Goal
Your task is to output the data exactly as it stands.
_ _ _ _
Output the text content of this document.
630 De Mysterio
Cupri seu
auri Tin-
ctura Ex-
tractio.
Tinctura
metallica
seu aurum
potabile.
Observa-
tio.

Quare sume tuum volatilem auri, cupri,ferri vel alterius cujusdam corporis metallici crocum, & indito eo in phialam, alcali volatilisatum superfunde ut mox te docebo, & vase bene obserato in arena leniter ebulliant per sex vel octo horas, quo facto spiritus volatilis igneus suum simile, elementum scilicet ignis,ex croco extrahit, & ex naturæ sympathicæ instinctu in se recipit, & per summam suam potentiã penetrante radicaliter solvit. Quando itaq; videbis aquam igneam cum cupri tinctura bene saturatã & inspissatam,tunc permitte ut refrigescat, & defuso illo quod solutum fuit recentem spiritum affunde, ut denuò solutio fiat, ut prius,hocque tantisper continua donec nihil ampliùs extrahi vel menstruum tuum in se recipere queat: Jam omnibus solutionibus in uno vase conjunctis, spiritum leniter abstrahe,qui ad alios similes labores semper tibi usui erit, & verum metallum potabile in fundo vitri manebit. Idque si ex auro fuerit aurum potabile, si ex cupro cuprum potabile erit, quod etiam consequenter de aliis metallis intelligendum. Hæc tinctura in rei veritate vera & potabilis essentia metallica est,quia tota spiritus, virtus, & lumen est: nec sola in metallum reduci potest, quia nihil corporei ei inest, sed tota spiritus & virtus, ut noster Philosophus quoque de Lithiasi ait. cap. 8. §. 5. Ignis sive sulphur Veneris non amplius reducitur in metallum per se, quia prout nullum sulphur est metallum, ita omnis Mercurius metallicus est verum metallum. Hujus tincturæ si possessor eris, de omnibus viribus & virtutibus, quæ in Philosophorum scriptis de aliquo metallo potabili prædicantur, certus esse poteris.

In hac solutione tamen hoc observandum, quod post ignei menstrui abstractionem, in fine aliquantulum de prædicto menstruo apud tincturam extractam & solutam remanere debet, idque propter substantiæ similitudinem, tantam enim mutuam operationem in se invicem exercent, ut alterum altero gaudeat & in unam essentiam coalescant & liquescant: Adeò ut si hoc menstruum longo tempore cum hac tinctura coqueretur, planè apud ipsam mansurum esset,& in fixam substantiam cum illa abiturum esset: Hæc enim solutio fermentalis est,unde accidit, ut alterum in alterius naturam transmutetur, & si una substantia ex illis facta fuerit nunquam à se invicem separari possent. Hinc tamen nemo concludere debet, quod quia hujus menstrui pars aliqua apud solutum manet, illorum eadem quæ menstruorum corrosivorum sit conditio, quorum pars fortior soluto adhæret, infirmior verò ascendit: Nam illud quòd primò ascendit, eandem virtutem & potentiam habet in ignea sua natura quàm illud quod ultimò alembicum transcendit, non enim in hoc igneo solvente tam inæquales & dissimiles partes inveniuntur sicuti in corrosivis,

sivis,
_ _ _ _
Result of the exercise
Output the text content of this document.
630 De Mysterio
Cupri seu
auri Tin-
ctura Ex-
tractio.
Tinctura
metallica
seu aurum
potabile.
Observa-
tio.

Quare sume tuum volatilem auri, cupri,ferri vel alterius cujusdam corporis metallici crocum, & indito eo in phialam, alcali volatilisatum superfunde ut mox te docebo, & vase bene obserato in arena leniter ebulliant per sex vel octo horas, quo facto spiritus volatilis igneus suum simile, elementum scilicet ignis,ex croco extrahit, & ex naturæ sympathicæ instinctu in se recipit, & per summam suam potentiã penetrante radicaliter solvit. Quando itaq; videbis aquam igneam cum cupri tinctura bene saturatã & inspissatam,tunc permitte ut refrigescat, & defuso illo quod solutum fuit recentem spiritum affunde, ut denuò solutio fiat, ut prius,hocque tantisper continua donec nihil ampliùs extrahi vel menstruum tuum in se recipere queat: Jam omnibus solutionibus in uno vase conjunctis, spiritum leniter abstrahe,qui ad alios similes labores semper tibi usui erit, & verum metallum potabile in fundo vitri manebit. Idque si ex auro fuerit aurum potabile, si ex cupro cuprum potabile erit, quod etiam consequenter de aliis metallis intelligendum. Hæc tinctura in rei veritate vera & potabilis essentia metallica est,quia tota spiritus, virtus, & lumen est: nec sola in metallum reduci potest, quia nihil corporei ei inest, sed tota spiritus & virtus, ut noster Philosophus quoque de Lithiasi ait. cap. 8. §. 5. Ignis sive sulphur Veneris non amplius reducitur in metallum per se, quia prout nullum sulphur est metallum, ita omnis Mercurius metallicus est verum metallum. Hujus tincturæ si possessor eris, de omnibus viribus & virtutibus, quæ in Philosophorum scriptis de aliquo metallo potabili prædicantur, certus esse poteris.

In hac solutione tamen hoc observandum, quod post ignei menstrui abstractionem, in fine aliquantulum de prædicto menstruo apud tincturam extractam & solutam remanere debet, idque propter substantiæ similitudinem, tantam enim mutuam operationem in se invicem exercent, ut alterum altero gaudeat & in unam essentiam coalescant & liquescant: Adeò ut si hoc menstruum longo tempore cum hac tinctura coqueretur, planè apud ipsam mansurum esset,& in fixam substantiam cum illa abiturum esset: Hæc enim solutio fermentalis est,unde accidit, ut alterum in alterius naturam transmutetur, & si una substantia ex illis facta fuerit nunquam à se invicem separari possent. Hinc tamen nemo concludere debet, quod quia hujus menstrui pars aliqua apud solutum manet, illorum eadem quæ menstruorum corrosivorum sit conditio, quorum pars fortior soluto adhæret, infirmior verò ascendit: Nam illud quòd primò ascendit, eandem virtutem & potentiam habet in ignea sua natura quàm illud quod ultimò alembicum transcendit, non enim in hoc igneo solvente tam inæquales & dissimiles partes inveniuntur sicuti in corrosivis,

sivis,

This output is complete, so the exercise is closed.